[Exercise]: The listing must be reproduced in full, exactly as it stands.

── Information supplied

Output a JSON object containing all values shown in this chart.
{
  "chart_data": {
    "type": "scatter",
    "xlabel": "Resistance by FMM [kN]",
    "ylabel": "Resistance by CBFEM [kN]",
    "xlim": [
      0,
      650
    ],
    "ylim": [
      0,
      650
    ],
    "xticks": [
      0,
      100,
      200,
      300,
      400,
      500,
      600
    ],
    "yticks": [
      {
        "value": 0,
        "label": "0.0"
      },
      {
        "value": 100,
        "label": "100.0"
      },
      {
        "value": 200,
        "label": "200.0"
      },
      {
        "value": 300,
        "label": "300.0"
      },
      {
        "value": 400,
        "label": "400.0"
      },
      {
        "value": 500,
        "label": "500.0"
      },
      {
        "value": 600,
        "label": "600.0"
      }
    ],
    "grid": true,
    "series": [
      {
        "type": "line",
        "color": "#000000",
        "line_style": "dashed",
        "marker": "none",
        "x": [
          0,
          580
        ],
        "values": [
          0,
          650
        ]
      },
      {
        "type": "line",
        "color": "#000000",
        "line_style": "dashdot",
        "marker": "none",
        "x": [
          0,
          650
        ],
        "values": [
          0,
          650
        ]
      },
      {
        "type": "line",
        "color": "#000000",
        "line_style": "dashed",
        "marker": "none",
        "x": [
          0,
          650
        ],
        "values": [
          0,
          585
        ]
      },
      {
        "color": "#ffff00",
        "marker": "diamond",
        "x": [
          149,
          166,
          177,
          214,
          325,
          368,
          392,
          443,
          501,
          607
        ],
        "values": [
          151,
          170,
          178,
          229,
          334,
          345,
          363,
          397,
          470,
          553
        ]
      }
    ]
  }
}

────

[Result of the task]:
Output a JSON object containing all values shown in this chart.
{
  "chart_data": {
    "type": "scatter",
    "xlabel": "Resistance by FMM [kN]",
    "ylabel": "Resistance by CBFEM [kN]",
    "xlim": [
      0,
      650
    ],
    "ylim": [
      0,
      650
    ],
    "xticks": [
      0,
      100,
      200,
      300,
      400,
      500,
      600
    ],
    "yticks": [
      {
        "value": 0,
        "label": "0.0"
      },
      {
        "value": 100,
        "label": "100.0"
      },
      {
        "value": 200,
        "label": "200.0"
      },
      {
        "value": 300,
        "label": "300.0"
      },
      {
        "value": 400,
        "label": "400.0"
      },
      {
        "value": 500,
        "label": "500.0"
      },
      {
        "value": 600,
        "label": "600.0"
      }
    ],
    "grid": true,
    "series": [
      {
        "type": "line",
        "color": "#000000",
        "line_style": "dashed",
        "marker": "none",
        "x": [
          0,
          580
        ],
        "values": [
          0,
          650
        ]
      },
      {
        "type": "line",
        "color": "#000000",
        "line_style": "dashdot",
        "marker": "none",
        "x": [
          0,
          650
        ],
        "values": [
          0,
          650
        ]
      },
      {
        "type": "line",
        "color": "#000000",
        "line_style": "dashed",
        "marker": "none",
        "x": [
          0,
          650
        ],
        "values": [
          0,
          585
        ]
      },
      {
        "color": "#ffff00",
        "marker": "diamond",
        "x": [
          149,
          166,
          177,
          214,
          325,
          368,
          392,
          443,
          501,
          607
        ],
        "values": [
          151,
          170,
          178,
          229,
          334,
          345,
          363,
          397,
          470,
          553
        ]
      }
    ]
  }
}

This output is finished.